(begin)
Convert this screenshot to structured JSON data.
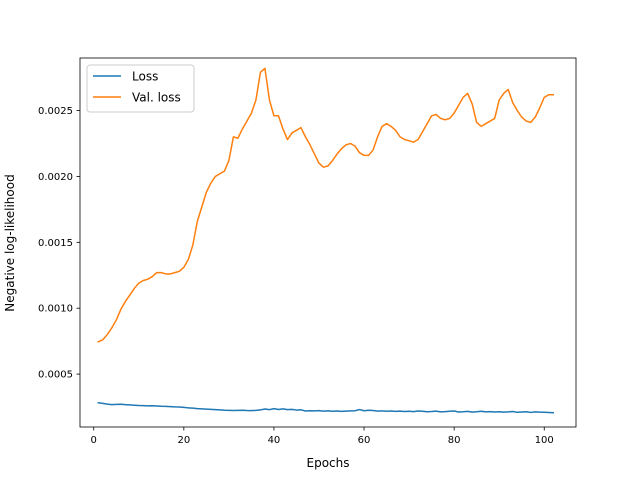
{
  "chart_data": {
    "type": "line",
    "title": "",
    "xlabel": "Epochs",
    "ylabel": "Negative log-likelihood",
    "xlim": [
      -3.05,
      107.05
    ],
    "ylim": [
      9.85e-05,
      0.0028986
    ],
    "x_ticks": [
      0,
      20,
      40,
      60,
      80,
      100
    ],
    "x_tick_labels": [
      "0",
      "20",
      "40",
      "60",
      "80",
      "100"
    ],
    "y_ticks": [
      0.0005,
      0.001,
      0.0015,
      0.002,
      0.0025
    ],
    "y_tick_labels": [
      "0.0005",
      "0.0010",
      "0.0015",
      "0.0020",
      "0.0025"
    ],
    "grid": false,
    "legend_position": "upper-left",
    "x": [
      1,
      2,
      3,
      4,
      5,
      6,
      7,
      8,
      9,
      10,
      11,
      12,
      13,
      14,
      15,
      16,
      17,
      18,
      19,
      20,
      21,
      22,
      23,
      24,
      25,
      26,
      27,
      28,
      29,
      30,
      31,
      32,
      33,
      34,
      35,
      36,
      37,
      38,
      39,
      40,
      41,
      42,
      43,
      44,
      45,
      46,
      47,
      48,
      49,
      50,
      51,
      52,
      53,
      54,
      55,
      56,
      57,
      58,
      59,
      60,
      61,
      62,
      63,
      64,
      65,
      66,
      67,
      68,
      69,
      70,
      71,
      72,
      73,
      74,
      75,
      76,
      77,
      78,
      79,
      80,
      81,
      82,
      83,
      84,
      85,
      86,
      87,
      88,
      89,
      90,
      91,
      92,
      93,
      94,
      95,
      96,
      97,
      98,
      99,
      100,
      101,
      102
    ],
    "series": [
      {
        "name": "Loss",
        "color": "#1f77b4",
        "values": [
          0.000283,
          0.000278,
          0.000272,
          0.000268,
          0.00027,
          0.000271,
          0.000268,
          0.000266,
          0.000264,
          0.000262,
          0.000261,
          0.000259,
          0.00026,
          0.000258,
          0.000256,
          0.000255,
          0.000253,
          0.000251,
          0.00025,
          0.000247,
          0.000244,
          0.000242,
          0.000238,
          0.000236,
          0.000234,
          0.000232,
          0.00023,
          0.000228,
          0.000226,
          0.000225,
          0.000224,
          0.000225,
          0.000226,
          0.000224,
          0.000223,
          0.000225,
          0.000228,
          0.000235,
          0.00023,
          0.000238,
          0.000231,
          0.000236,
          0.00023,
          0.000232,
          0.000227,
          0.000229,
          0.00022,
          0.000222,
          0.000221,
          0.000223,
          0.000219,
          0.000221,
          0.000218,
          0.00022,
          0.000217,
          0.000219,
          0.000221,
          0.000222,
          0.000231,
          0.000222,
          0.000226,
          0.000224,
          0.000219,
          0.000221,
          0.000218,
          0.00022,
          0.000217,
          0.000219,
          0.000216,
          0.000218,
          0.000215,
          0.00022,
          0.000218,
          0.000214,
          0.000216,
          0.000219,
          0.000213,
          0.000215,
          0.000218,
          0.00022,
          0.000212,
          0.000214,
          0.000217,
          0.000211,
          0.000214,
          0.000218,
          0.000213,
          0.000215,
          0.000212,
          0.000214,
          0.000211,
          0.000213,
          0.000216,
          0.00021,
          0.000212,
          0.000214,
          0.000209,
          0.000213,
          0.000211,
          0.00021,
          0.000209,
          0.000207
        ]
      },
      {
        "name": "Val. loss",
        "color": "#ff7f0e",
        "values": [
          0.000745,
          0.00076,
          0.0008,
          0.00085,
          0.00091,
          0.00099,
          0.00105,
          0.0011,
          0.00115,
          0.00119,
          0.00121,
          0.00122,
          0.00124,
          0.00127,
          0.00127,
          0.00126,
          0.00126,
          0.00127,
          0.00128,
          0.00131,
          0.00137,
          0.00148,
          0.00166,
          0.00177,
          0.00188,
          0.00195,
          0.002,
          0.00202,
          0.00204,
          0.00212,
          0.0023,
          0.00229,
          0.00236,
          0.00242,
          0.00248,
          0.00258,
          0.00279,
          0.00282,
          0.00258,
          0.00246,
          0.00246,
          0.00236,
          0.00228,
          0.00233,
          0.00235,
          0.00237,
          0.0023,
          0.00224,
          0.00217,
          0.0021,
          0.00207,
          0.00208,
          0.00212,
          0.00217,
          0.00221,
          0.00224,
          0.00225,
          0.00223,
          0.00218,
          0.00216,
          0.00216,
          0.0022,
          0.0023,
          0.00238,
          0.0024,
          0.00238,
          0.00235,
          0.0023,
          0.00228,
          0.00227,
          0.00226,
          0.00228,
          0.00234,
          0.0024,
          0.00246,
          0.00247,
          0.00244,
          0.00243,
          0.00244,
          0.00248,
          0.00254,
          0.0026,
          0.00263,
          0.00255,
          0.00241,
          0.00238,
          0.0024,
          0.00242,
          0.00244,
          0.00258,
          0.00263,
          0.00266,
          0.00256,
          0.0025,
          0.00245,
          0.00242,
          0.00241,
          0.00245,
          0.00252,
          0.0026,
          0.00262,
          0.00262
        ]
      }
    ]
  }
}
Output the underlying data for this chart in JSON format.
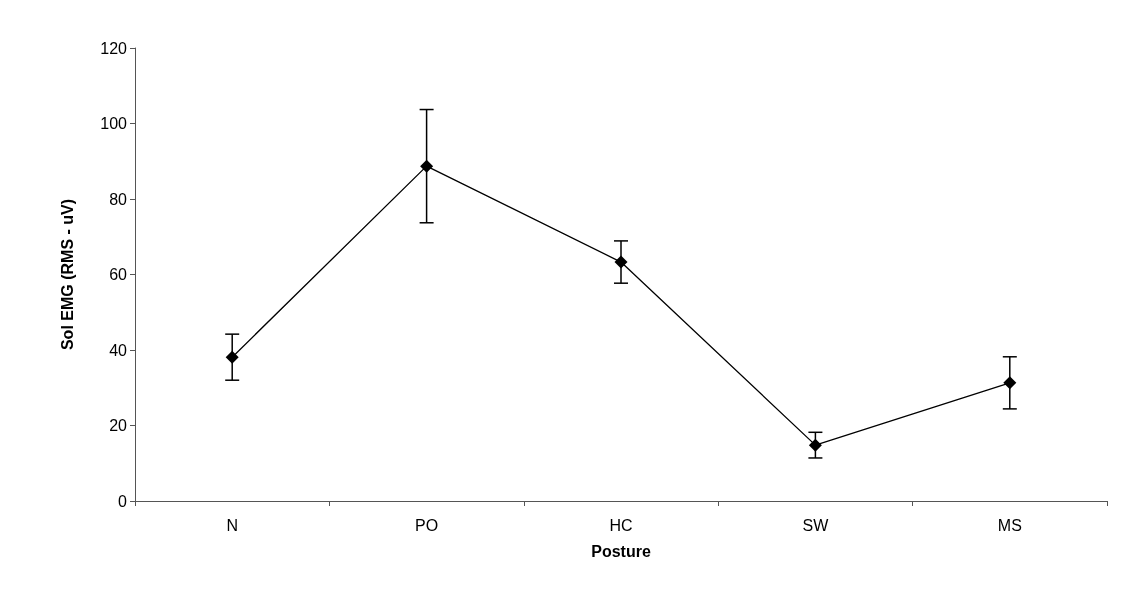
{
  "chart_data": {
    "type": "line",
    "xlabel": "Posture",
    "ylabel": "Sol EMG (RMS - uV)",
    "categories": [
      "N",
      "PO",
      "HC",
      "SW",
      "MS"
    ],
    "series": [
      {
        "color": "#000000",
        "values": [
          38.1,
          88.7,
          63.3,
          14.8,
          31.3
        ],
        "errors": [
          6.1,
          15,
          5.6,
          3.4,
          6.9
        ]
      }
    ],
    "ylim": [
      0,
      120
    ],
    "yticks": [
      0,
      20,
      40,
      60,
      80,
      100,
      120
    ],
    "grid": false,
    "marker": "diamond",
    "line_style": "solid"
  }
}
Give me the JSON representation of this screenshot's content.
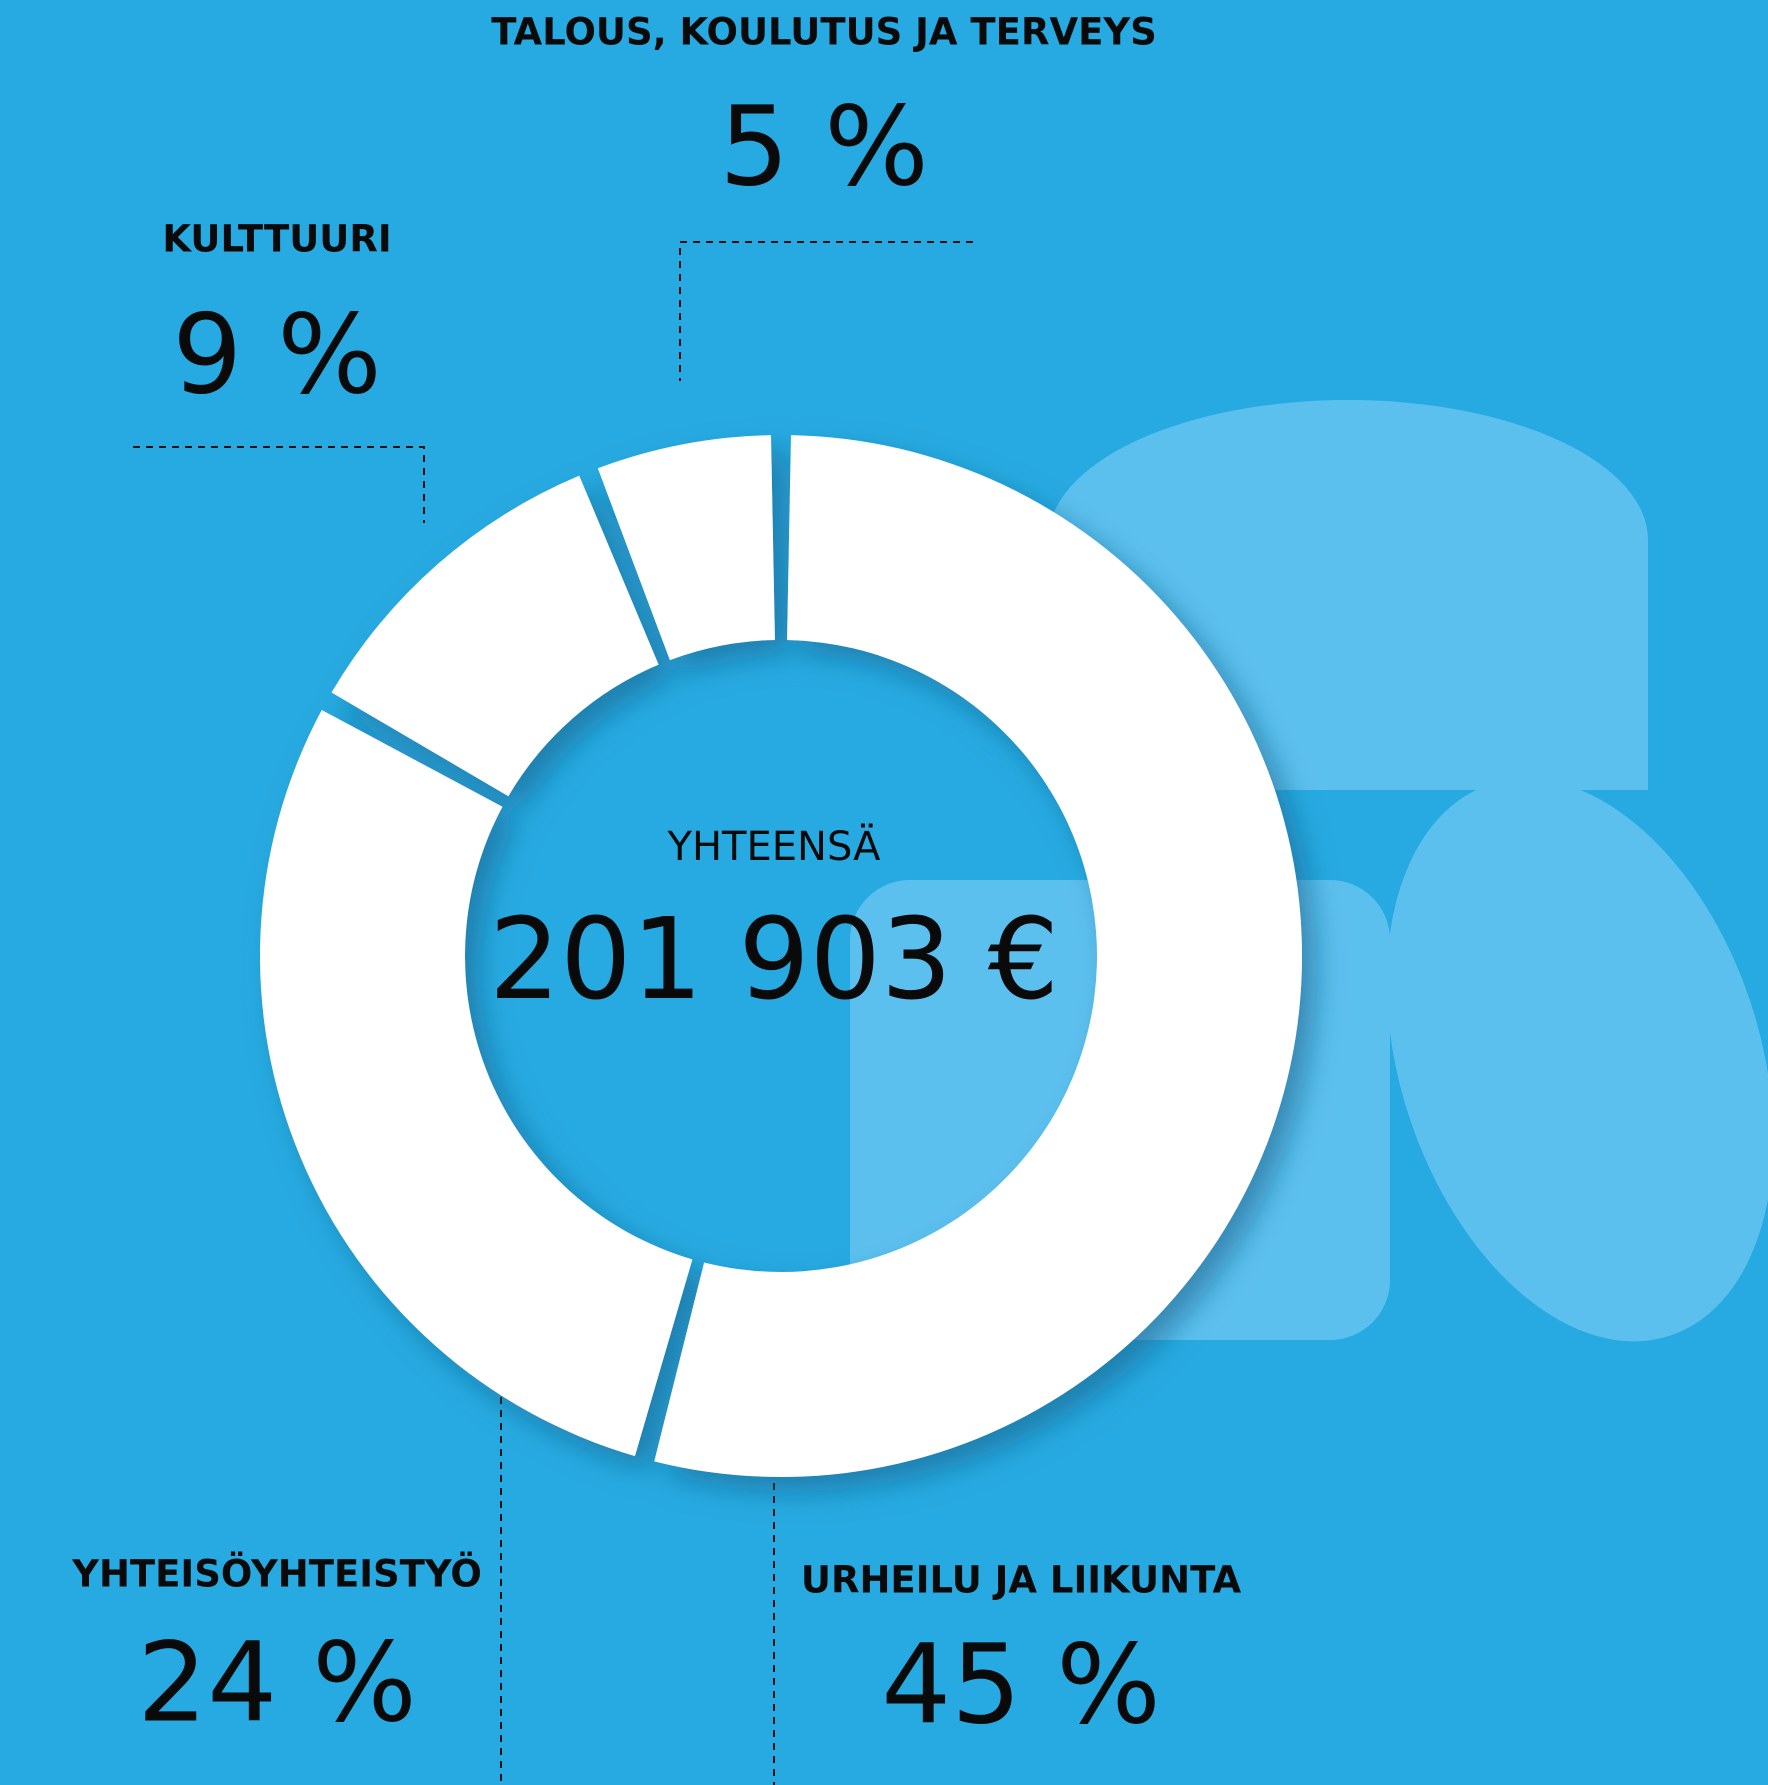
{
  "chart_data": {
    "type": "donut",
    "categories": [
      "URHEILU JA LIIKUNTA",
      "YHTEISÖYHTEISTYÖ",
      "KULTTUURI",
      "TALOUS, KOULUTUS JA TERVEYS"
    ],
    "values": [
      45,
      24,
      9,
      5
    ],
    "value_labels": [
      "45 %",
      "24 %",
      "9 %",
      "5 %"
    ],
    "color": "#ffffff",
    "center_label": "YHTEENSÄ",
    "center_value": "201 903 €"
  }
}
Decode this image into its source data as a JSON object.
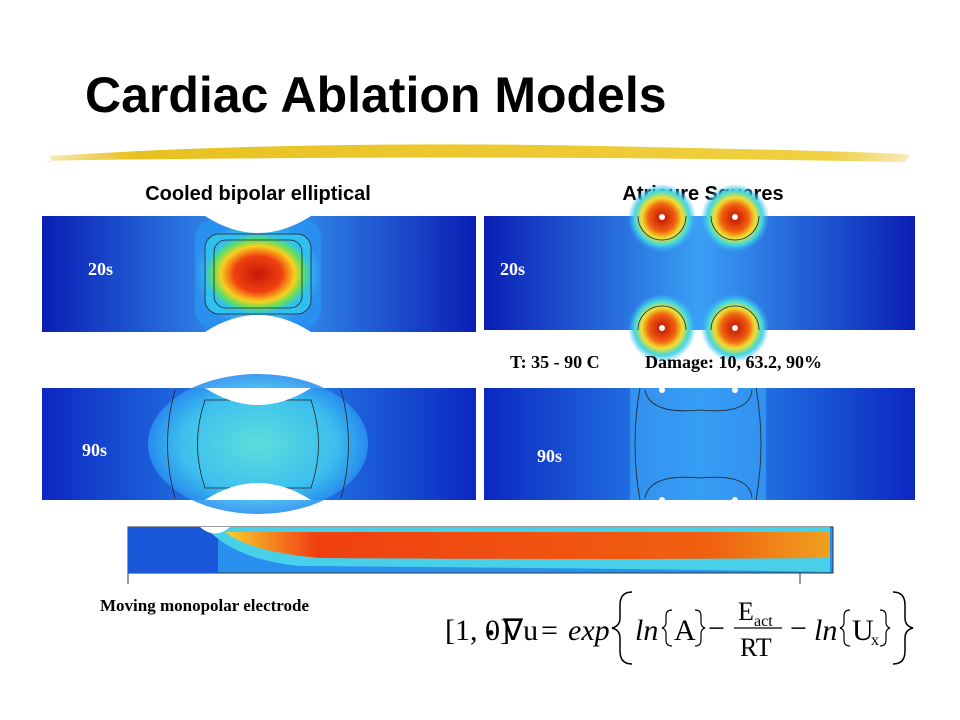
{
  "header": {
    "title": "Cardiac Ablation Models"
  },
  "panels": [
    {
      "heading": "Cooled bipolar elliptical",
      "times": [
        "20s",
        "90s"
      ]
    },
    {
      "heading": "Atricure Squares",
      "times": [
        "20s",
        "90s"
      ]
    }
  ],
  "legend": {
    "temperature": "T: 35 - 90 C",
    "damage": "Damage: 10, 63.2, 90%"
  },
  "bottom": {
    "caption": "Moving monopolar electrode"
  },
  "equation": {
    "lhs": "[1, 0]",
    "dot": "•",
    "grad": "∇u",
    "equals": "=",
    "func": "exp",
    "ln": "ln",
    "arg1": "A",
    "minus": "−",
    "numerator": "E",
    "numerator_sub": "act",
    "denominator": "RT",
    "arg2": "U",
    "arg2_sub": "x"
  }
}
(end)
AIM: Copy the data character for character, but drop all pictures from the copy.

EXERCISE SOLUTION:
Convert this screenshot to structured JSON data.
{
  "chart_data": {
    "type": "line",
    "title": "",
    "xlabel": "Epochs",
    "ylabel": "Negative log-likelihood",
    "xlim": [
      -3.05,
      107.05
    ],
    "ylim": [
      9.85e-05,
      0.0028986
    ],
    "x_ticks": [
      0,
      20,
      40,
      60,
      80,
      100
    ],
    "x_tick_labels": [
      "0",
      "20",
      "40",
      "60",
      "80",
      "100"
    ],
    "y_ticks": [
      0.0005,
      0.001,
      0.0015,
      0.002,
      0.0025
    ],
    "y_tick_labels": [
      "0.0005",
      "0.0010",
      "0.0015",
      "0.0020",
      "0.0025"
    ],
    "grid": false,
    "legend_position": "upper-left",
    "x": [
      1,
      2,
      3,
      4,
      5,
      6,
      7,
      8,
      9,
      10,
      11,
      12,
      13,
      14,
      15,
      16,
      17,
      18,
      19,
      20,
      21,
      22,
      23,
      24,
      25,
      26,
      27,
      28,
      29,
      30,
      31,
      32,
      33,
      34,
      35,
      36,
      37,
      38,
      39,
      40,
      41,
      42,
      43,
      44,
      45,
      46,
      47,
      48,
      49,
      50,
      51,
      52,
      53,
      54,
      55,
      56,
      57,
      58,
      59,
      60,
      61,
      62,
      63,
      64,
      65,
      66,
      67,
      68,
      69,
      70,
      71,
      72,
      73,
      74,
      75,
      76,
      77,
      78,
      79,
      80,
      81,
      82,
      83,
      84,
      85,
      86,
      87,
      88,
      89,
      90,
      91,
      92,
      93,
      94,
      95,
      96,
      97,
      98,
      99,
      100,
      101,
      102
    ],
    "series": [
      {
        "name": "Loss",
        "color": "#1f77b4",
        "values": [
          0.000283,
          0.000278,
          0.000272,
          0.000268,
          0.00027,
          0.000271,
          0.000268,
          0.000266,
          0.000264,
          0.000262,
          0.000261,
          0.000259,
          0.00026,
          0.000258,
          0.000256,
          0.000255,
          0.000253,
          0.000251,
          0.00025,
          0.000247,
          0.000244,
          0.000242,
          0.000238,
          0.000236,
          0.000234,
          0.000232,
          0.00023,
          0.000228,
          0.000226,
          0.000225,
          0.000224,
          0.000225,
          0.000226,
          0.000224,
          0.000223,
          0.000225,
          0.000228,
          0.000235,
          0.00023,
          0.000238,
          0.000231,
          0.000236,
          0.00023,
          0.000232,
          0.000227,
          0.000229,
          0.00022,
          0.000222,
          0.000221,
          0.000223,
          0.000219,
          0.000221,
          0.000218,
          0.00022,
          0.000217,
          0.000219,
          0.000221,
          0.000222,
          0.000231,
          0.000222,
          0.000226,
          0.000224,
          0.000219,
          0.000221,
          0.000218,
          0.00022,
          0.000217,
          0.000219,
          0.000216,
          0.000218,
          0.000215,
          0.00022,
          0.000218,
          0.000214,
          0.000216,
          0.000219,
          0.000213,
          0.000215,
          0.000218,
          0.00022,
          0.000212,
          0.000214,
          0.000217,
          0.000211,
          0.000214,
          0.000218,
          0.000213,
          0.000215,
          0.000212,
          0.000214,
          0.000211,
          0.000213,
          0.000216,
          0.00021,
          0.000212,
          0.000214,
          0.000209,
          0.000213,
          0.000211,
          0.00021,
          0.000209,
          0.000207
        ]
      },
      {
        "name": "Val. loss",
        "color": "#ff7f0e",
        "values": [
          0.000745,
          0.00076,
          0.0008,
          0.00085,
          0.00091,
          0.00099,
          0.00105,
          0.0011,
          0.00115,
          0.00119,
          0.00121,
          0.00122,
          0.00124,
          0.00127,
          0.00127,
          0.00126,
          0.00126,
          0.00127,
          0.00128,
          0.00131,
          0.00137,
          0.00148,
          0.00166,
          0.00177,
          0.00188,
          0.00195,
          0.002,
          0.00202,
          0.00204,
          0.00212,
          0.0023,
          0.00229,
          0.00236,
          0.00242,
          0.00248,
          0.00258,
          0.00279,
          0.00282,
          0.00258,
          0.00246,
          0.00246,
          0.00236,
          0.00228,
          0.00233,
          0.00235,
          0.00237,
          0.0023,
          0.00224,
          0.00217,
          0.0021,
          0.00207,
          0.00208,
          0.00212,
          0.00217,
          0.00221,
          0.00224,
          0.00225,
          0.00223,
          0.00218,
          0.00216,
          0.00216,
          0.0022,
          0.0023,
          0.00238,
          0.0024,
          0.00238,
          0.00235,
          0.0023,
          0.00228,
          0.00227,
          0.00226,
          0.00228,
          0.00234,
          0.0024,
          0.00246,
          0.00247,
          0.00244,
          0.00243,
          0.00244,
          0.00248,
          0.00254,
          0.0026,
          0.00263,
          0.00255,
          0.00241,
          0.00238,
          0.0024,
          0.00242,
          0.00244,
          0.00258,
          0.00263,
          0.00266,
          0.00256,
          0.0025,
          0.00245,
          0.00242,
          0.00241,
          0.00245,
          0.00252,
          0.0026,
          0.00262,
          0.00262
        ]
      }
    ]
  }
}
Output the underlying data for this chart in JSON format.
{
  "chart_data": {
    "type": "line",
    "xlabel": "Posture",
    "ylabel": "Sol EMG (RMS - uV)",
    "categories": [
      "N",
      "PO",
      "HC",
      "SW",
      "MS"
    ],
    "series": [
      {
        "color": "#000000",
        "values": [
          38.1,
          88.7,
          63.3,
          14.8,
          31.3
        ],
        "errors": [
          6.1,
          15,
          5.6,
          3.4,
          6.9
        ]
      }
    ],
    "ylim": [
      0,
      120
    ],
    "yticks": [
      0,
      20,
      40,
      60,
      80,
      100,
      120
    ],
    "grid": false,
    "marker": "diamond",
    "line_style": "solid"
  }
}
Give me the JSON representation of this screenshot's content.
{
  "chart_data": {
    "type": "donut",
    "categories": [
      "URHEILU JA LIIKUNTA",
      "YHTEISÖYHTEISTYÖ",
      "KULTTUURI",
      "TALOUS, KOULUTUS JA TERVEYS"
    ],
    "values": [
      45,
      24,
      9,
      5
    ],
    "value_labels": [
      "45 %",
      "24 %",
      "9 %",
      "5 %"
    ],
    "color": "#ffffff",
    "center_label": "YHTEENSÄ",
    "center_value": "201 903 €"
  }
}
Decode this image into its source data as a JSON object.
{
  "header": {
    "title": "Cardiac Ablation Models"
  },
  "panels": [
    {
      "heading": "Cooled bipolar elliptical",
      "times": [
        "20s",
        "90s"
      ]
    },
    {
      "heading": "Atricure Squares",
      "times": [
        "20s",
        "90s"
      ]
    }
  ],
  "legend": {
    "temperature": "T: 35 - 90 C",
    "damage": "Damage: 10, 63.2, 90%"
  },
  "bottom": {
    "caption": "Moving monopolar electrode"
  },
  "equation": {
    "lhs": "[1, 0]",
    "dot": "•",
    "grad": "∇u",
    "equals": "=",
    "func": "exp",
    "ln": "ln",
    "arg1": "A",
    "minus": "−",
    "numerator": "E",
    "numerator_sub": "act",
    "denominator": "RT",
    "arg2": "U",
    "arg2_sub": "x"
  }
}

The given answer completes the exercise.